* YOUR GOAL:
Filter the data for lines with the word "firms", then copy every line so identified.

** Start of DATA SHOWN **

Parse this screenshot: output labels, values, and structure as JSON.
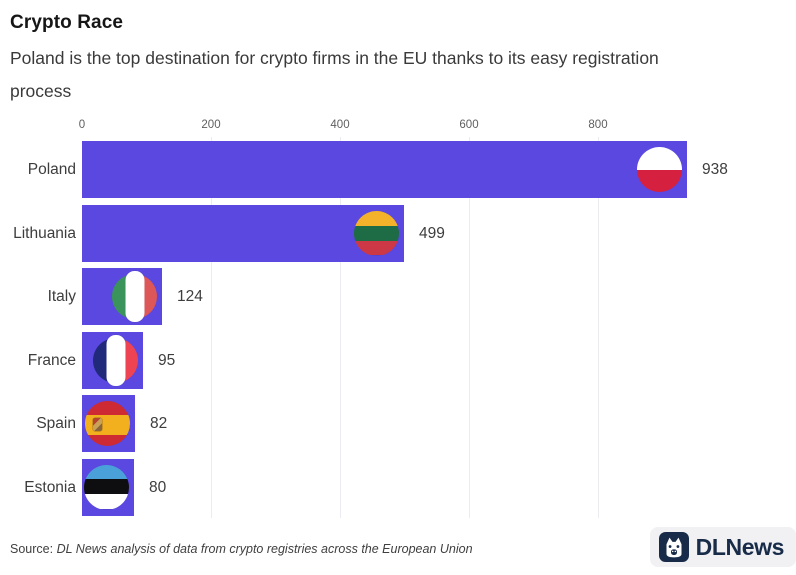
{
  "header": {
    "title": "Crypto Race",
    "subtitle": "Poland is the top destination for crypto firms in the EU thanks to its easy registration process"
  },
  "chart_data": {
    "type": "bar",
    "orientation": "horizontal",
    "title": "Crypto Race",
    "subtitle": "Poland is the top destination for crypto firms in the EU thanks to its easy registration process",
    "categories": [
      "Poland",
      "Lithuania",
      "Italy",
      "France",
      "Spain",
      "Estonia"
    ],
    "values": [
      938,
      499,
      124,
      95,
      82,
      80
    ],
    "x_ticks": [
      0,
      200,
      400,
      600,
      800
    ],
    "xlim": [
      0,
      938
    ],
    "grid": "vertical-light",
    "legend": "none",
    "bar_color": "#5a48e0",
    "flags": [
      {
        "name": "poland-flag",
        "type": "horizontal",
        "stripes": [
          {
            "color": "#ffffff",
            "size": 50
          },
          {
            "color": "#d62040",
            "size": 50
          }
        ]
      },
      {
        "name": "lithuania-flag",
        "type": "horizontal",
        "stripes": [
          {
            "color": "#f3b229",
            "size": 34
          },
          {
            "color": "#1e6c45",
            "size": 33
          },
          {
            "color": "#cc3845",
            "size": 33
          }
        ]
      },
      {
        "name": "italy-flag",
        "type": "vertical",
        "stripes": [
          {
            "color": "#39935a",
            "size": 50
          },
          {
            "color": "#dd5658",
            "size": 50
          }
        ],
        "pill": "#ffffff"
      },
      {
        "name": "france-flag",
        "type": "vertical",
        "stripes": [
          {
            "color": "#21297b",
            "size": 50
          },
          {
            "color": "#ee4352",
            "size": 50
          }
        ],
        "pill": "#ffffff"
      },
      {
        "name": "spain-flag",
        "type": "horizontal",
        "stripes": [
          {
            "color": "#cd2a33",
            "size": 30
          },
          {
            "color": "#f2b01e",
            "size": 45
          },
          {
            "color": "#cd2a33",
            "size": 25
          }
        ],
        "emblem": true
      },
      {
        "name": "estonia-flag",
        "type": "horizontal",
        "stripes": [
          {
            "color": "#4aa0d8",
            "size": 33
          },
          {
            "color": "#0e0e10",
            "size": 33
          },
          {
            "color": "#ffffff",
            "size": 34
          }
        ]
      }
    ]
  },
  "footer": {
    "source_prefix": "Source:",
    "source_text": "DL News analysis of data from crypto registries across the European Union",
    "logo_dl": "DL",
    "logo_news": "News",
    "logo_color": "#182c49"
  }
}
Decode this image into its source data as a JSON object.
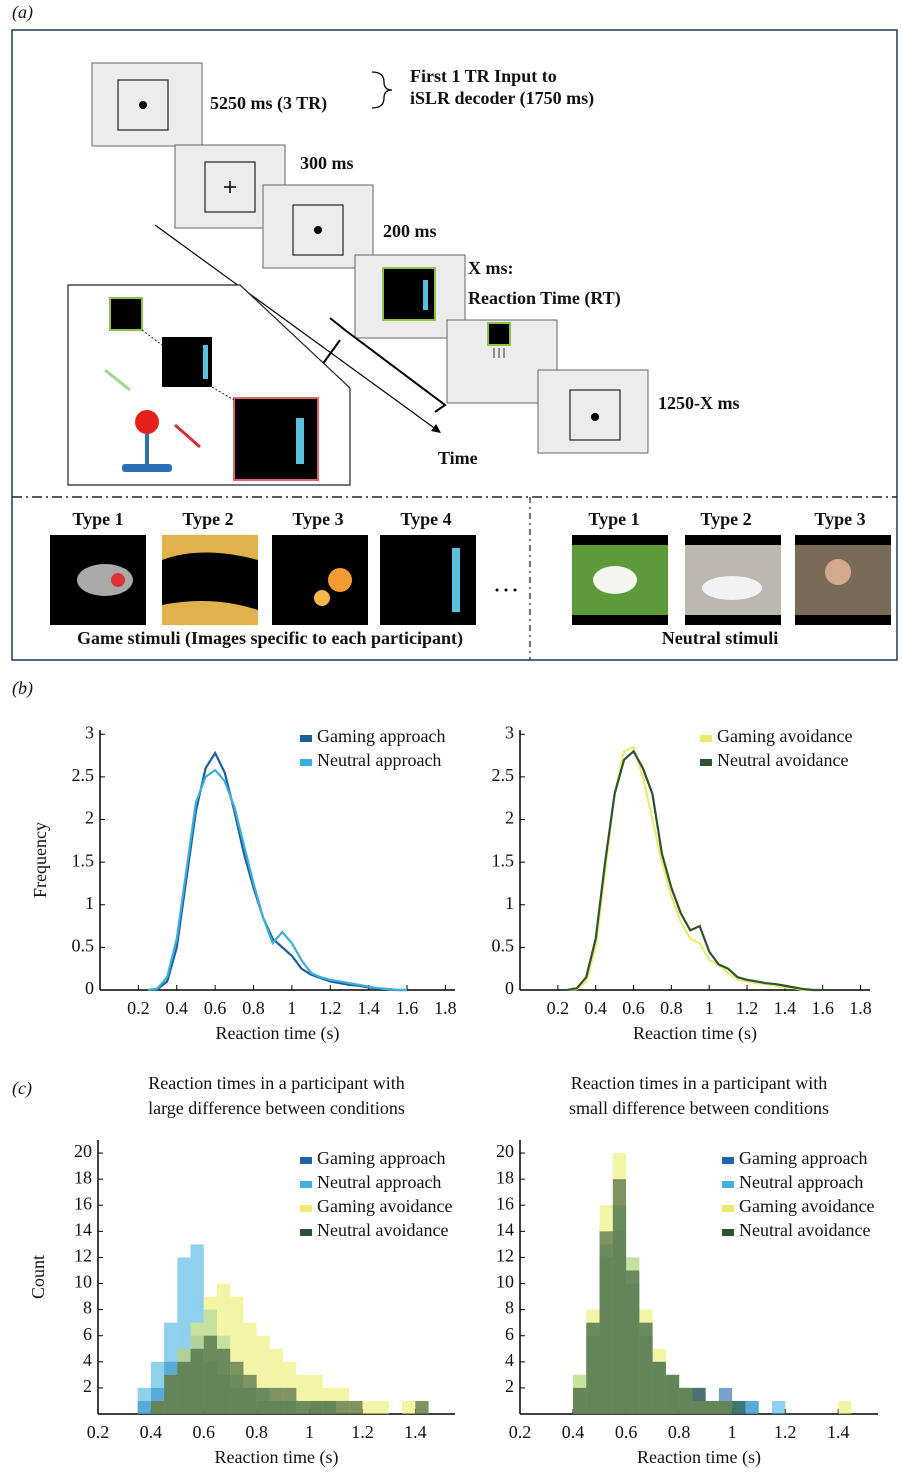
{
  "diagram": {
    "panel_labels": [
      "(a)",
      "(b)",
      "(c)"
    ],
    "decoder_note": [
      "First 1 TR Input to",
      "iSLR decoder (1750 ms)"
    ],
    "durations": [
      "5250 ms (3 TR)",
      "300 ms",
      "200 ms",
      "X ms:",
      "Reaction Time (RT)",
      "1250-X ms"
    ],
    "time_label": "Time",
    "game_types": [
      "Type 1",
      "Type 2",
      "Type 3",
      "Type 4"
    ],
    "game_caption": "Game stimuli (Images specific to each participant)",
    "neutral_types": [
      "Type 1",
      "Type 2",
      "Type 3"
    ],
    "neutral_caption": "Neutral stimuli"
  },
  "chart_data": [
    {
      "type": "line",
      "ylabel": "Frequency",
      "xlabel": "Reaction time (s)",
      "legend": "upper right",
      "x": [
        0.25,
        0.3,
        0.35,
        0.4,
        0.45,
        0.5,
        0.55,
        0.6,
        0.65,
        0.7,
        0.75,
        0.8,
        0.85,
        0.9,
        0.95,
        1.0,
        1.05,
        1.1,
        1.15,
        1.2,
        1.25,
        1.3,
        1.35,
        1.4,
        1.45,
        1.5,
        1.55,
        1.6
      ],
      "series": [
        {
          "name": "Gaming approach",
          "color": "#1d5d9b",
          "values": [
            0,
            0.01,
            0.1,
            0.5,
            1.3,
            2.1,
            2.6,
            2.78,
            2.55,
            2.1,
            1.6,
            1.2,
            0.85,
            0.6,
            0.5,
            0.4,
            0.25,
            0.18,
            0.14,
            0.1,
            0.08,
            0.06,
            0.05,
            0.03,
            0.02,
            0.01,
            0,
            0
          ]
        },
        {
          "name": "Neutral approach",
          "color": "#3aaee0",
          "values": [
            0,
            0.02,
            0.15,
            0.6,
            1.4,
            2.2,
            2.5,
            2.58,
            2.45,
            2.15,
            1.7,
            1.25,
            0.85,
            0.55,
            0.68,
            0.55,
            0.35,
            0.2,
            0.15,
            0.12,
            0.1,
            0.08,
            0.06,
            0.04,
            0.02,
            0.01,
            0,
            0
          ]
        }
      ],
      "xlim": [
        0,
        1.85
      ],
      "xticks": [
        0.2,
        0.4,
        0.6,
        0.8,
        1,
        1.2,
        1.4,
        1.6,
        1.8
      ],
      "ylim": [
        0,
        3.05
      ],
      "yticks": [
        0,
        0.5,
        1,
        1.5,
        2,
        2.5,
        3
      ]
    },
    {
      "type": "line",
      "xlabel": "Reaction time (s)",
      "legend": "upper right",
      "x": [
        0.25,
        0.3,
        0.35,
        0.4,
        0.45,
        0.5,
        0.55,
        0.6,
        0.65,
        0.7,
        0.75,
        0.8,
        0.85,
        0.9,
        0.95,
        1.0,
        1.05,
        1.1,
        1.15,
        1.2,
        1.25,
        1.3,
        1.35,
        1.4,
        1.45,
        1.5,
        1.55,
        1.6
      ],
      "series": [
        {
          "name": "Gaming avoidance",
          "color": "#eceb70",
          "values": [
            0,
            0.01,
            0.1,
            0.5,
            1.4,
            2.3,
            2.8,
            2.85,
            2.5,
            2.0,
            1.5,
            1.1,
            0.8,
            0.6,
            0.55,
            0.35,
            0.3,
            0.2,
            0.12,
            0.1,
            0.08,
            0.07,
            0.05,
            0.03,
            0.02,
            0,
            0,
            0
          ]
        },
        {
          "name": "Neutral avoidance",
          "color": "#2e5230",
          "values": [
            0,
            0.02,
            0.15,
            0.6,
            1.5,
            2.3,
            2.7,
            2.8,
            2.6,
            2.3,
            1.6,
            1.2,
            0.9,
            0.7,
            0.75,
            0.45,
            0.3,
            0.25,
            0.15,
            0.12,
            0.1,
            0.08,
            0.07,
            0.05,
            0.03,
            0.01,
            0,
            0
          ]
        }
      ],
      "xlim": [
        0,
        1.85
      ],
      "xticks": [
        0.2,
        0.4,
        0.6,
        0.8,
        1,
        1.2,
        1.4,
        1.6,
        1.8
      ],
      "ylim": [
        0,
        3.05
      ],
      "yticks": [
        0,
        0.5,
        1,
        1.5,
        2,
        2.5,
        3
      ]
    },
    {
      "type": "histogram",
      "title": [
        "Reaction times in a participant with",
        "large difference between conditions"
      ],
      "ylabel": "Count",
      "xlabel": "Reaction time (s)",
      "legend": "upper right",
      "bins": [
        0.3,
        0.35,
        0.4,
        0.45,
        0.5,
        0.55,
        0.6,
        0.65,
        0.7,
        0.75,
        0.8,
        0.85,
        0.9,
        0.95,
        1.0,
        1.05,
        1.1,
        1.15,
        1.2,
        1.25,
        1.3,
        1.35,
        1.4,
        1.45,
        1.5
      ],
      "series": [
        {
          "name": "Gaming approach",
          "color": "#1d64a8",
          "values": [
            0,
            1,
            2,
            4,
            5,
            6,
            4,
            3,
            2,
            2,
            1,
            1,
            1,
            0,
            1,
            1,
            0,
            0,
            0,
            0,
            0,
            0,
            0,
            0
          ]
        },
        {
          "name": "Neutral approach",
          "color": "#45b0df",
          "values": [
            0,
            2,
            4,
            7,
            12,
            13,
            8,
            6,
            3,
            2,
            2,
            1,
            1,
            1,
            0,
            1,
            0,
            0,
            0,
            0,
            0,
            0,
            0,
            0
          ]
        },
        {
          "name": "Gaming avoidance",
          "color": "#ecec6c",
          "values": [
            0,
            0,
            1,
            3,
            5,
            7,
            9,
            10,
            9,
            7,
            6,
            5,
            4,
            3,
            3,
            2,
            2,
            1,
            1,
            1,
            0,
            1,
            1,
            0
          ]
        },
        {
          "name": "Neutral avoidance",
          "color": "#2e5230",
          "values": [
            0,
            0,
            1,
            3,
            4,
            5,
            6,
            5,
            4,
            3,
            2,
            2,
            2,
            1,
            1,
            1,
            1,
            1,
            0,
            0,
            0,
            0,
            1,
            0
          ]
        }
      ],
      "xlim": [
        0.2,
        1.55
      ],
      "xticks": [
        0.2,
        0.4,
        0.6,
        0.8,
        1,
        1.2,
        1.4
      ],
      "ylim": [
        0,
        21
      ],
      "yticks": [
        2,
        4,
        6,
        8,
        10,
        12,
        14,
        16,
        18,
        20
      ]
    },
    {
      "type": "histogram",
      "title": [
        "Reaction times in a participant with",
        "small difference between conditions"
      ],
      "xlabel": "Reaction time (s)",
      "legend": "upper right",
      "bins": [
        0.3,
        0.35,
        0.4,
        0.45,
        0.5,
        0.55,
        0.6,
        0.65,
        0.7,
        0.75,
        0.8,
        0.85,
        0.9,
        0.95,
        1.0,
        1.05,
        1.1,
        1.15,
        1.2,
        1.25,
        1.3,
        1.35,
        1.4,
        1.45,
        1.5
      ],
      "series": [
        {
          "name": "Gaming approach",
          "color": "#1d64a8",
          "values": [
            0,
            0,
            2,
            6,
            12,
            14,
            10,
            6,
            4,
            3,
            2,
            2,
            1,
            2,
            1,
            1,
            0,
            0,
            0,
            0,
            0,
            0,
            0,
            0
          ]
        },
        {
          "name": "Neutral approach",
          "color": "#45b0df",
          "values": [
            0,
            0,
            3,
            7,
            13,
            16,
            12,
            7,
            4,
            3,
            2,
            1,
            1,
            1,
            1,
            1,
            0,
            1,
            0,
            0,
            0,
            0,
            0,
            0
          ]
        },
        {
          "name": "Gaming avoidance",
          "color": "#ecec6c",
          "values": [
            0,
            0,
            3,
            8,
            16,
            20,
            12,
            8,
            5,
            3,
            2,
            1,
            1,
            1,
            0,
            0,
            0,
            0,
            0,
            0,
            0,
            0,
            1,
            0
          ]
        },
        {
          "name": "Neutral avoidance",
          "color": "#2e5230",
          "values": [
            0,
            0,
            2,
            7,
            14,
            18,
            11,
            7,
            4,
            3,
            2,
            2,
            1,
            1,
            1,
            0,
            0,
            0,
            0,
            0,
            0,
            0,
            0,
            0
          ]
        }
      ],
      "xlim": [
        0.2,
        1.55
      ],
      "xticks": [
        0.2,
        0.4,
        0.6,
        0.8,
        1,
        1.2,
        1.4
      ],
      "ylim": [
        0,
        21
      ],
      "yticks": [
        2,
        4,
        6,
        8,
        10,
        12,
        14,
        16,
        18,
        20
      ]
    }
  ]
}
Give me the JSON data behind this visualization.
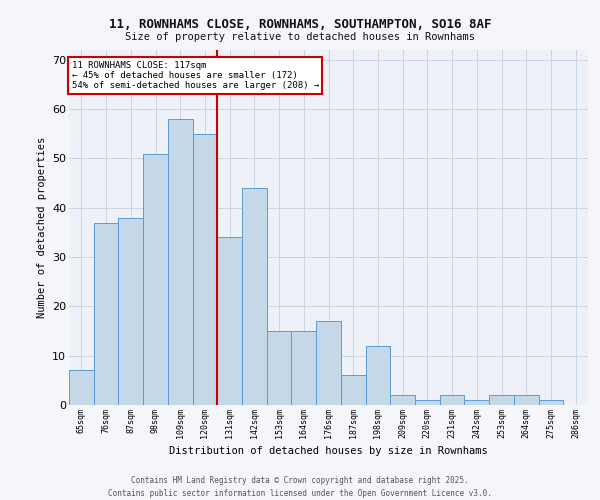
{
  "title": "11, ROWNHAMS CLOSE, ROWNHAMS, SOUTHAMPTON, SO16 8AF",
  "subtitle": "Size of property relative to detached houses in Rownhams",
  "xlabel": "Distribution of detached houses by size in Rownhams",
  "ylabel": "Number of detached properties",
  "categories": [
    "65sqm",
    "76sqm",
    "87sqm",
    "98sqm",
    "109sqm",
    "120sqm",
    "131sqm",
    "142sqm",
    "153sqm",
    "164sqm",
    "176sqm",
    "187sqm",
    "198sqm",
    "209sqm",
    "220sqm",
    "231sqm",
    "242sqm",
    "253sqm",
    "264sqm",
    "275sqm",
    "286sqm"
  ],
  "values": [
    7,
    37,
    38,
    51,
    58,
    55,
    34,
    44,
    15,
    15,
    17,
    6,
    12,
    2,
    1,
    2,
    1,
    2,
    2,
    1,
    0
  ],
  "bar_color": "#c5d8e8",
  "bar_edge_color": "#5b9bd5",
  "background_color": "#eef2f8",
  "grid_color": "#c8d4e4",
  "vline_index": 5,
  "vline_color": "#cc0000",
  "annotation_text": "11 ROWNHAMS CLOSE: 117sqm\n← 45% of detached houses are smaller (172)\n54% of semi-detached houses are larger (208) →",
  "annotation_box_color": "#ffffff",
  "annotation_box_edge": "#cc0000",
  "footer_text": "Contains HM Land Registry data © Crown copyright and database right 2025.\nContains public sector information licensed under the Open Government Licence v3.0.",
  "ylim": [
    0,
    72
  ],
  "yticks": [
    0,
    10,
    20,
    30,
    40,
    50,
    60,
    70
  ],
  "fig_bg": "#f4f6fa"
}
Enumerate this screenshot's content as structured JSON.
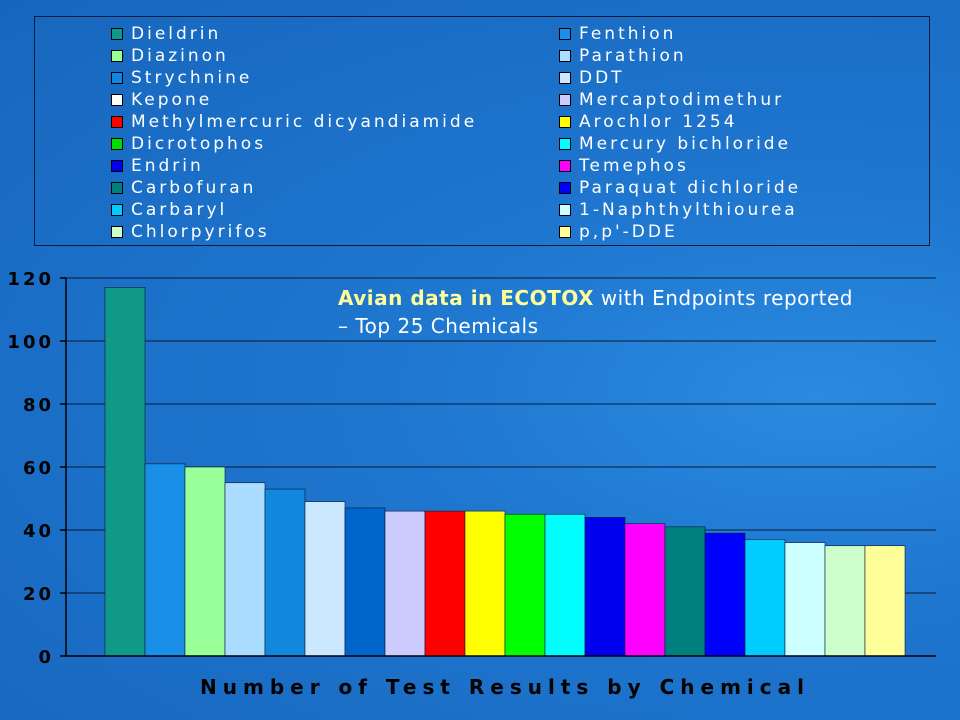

** End of DATA SHOWN **

* FINAL RESULT:
    "subtitle": "Poland is the top destination for crypto firms in the EU thanks to its easy registration process"
    "subtitle": "Poland is the top destination for crypto firms in the EU thanks to its easy registration process",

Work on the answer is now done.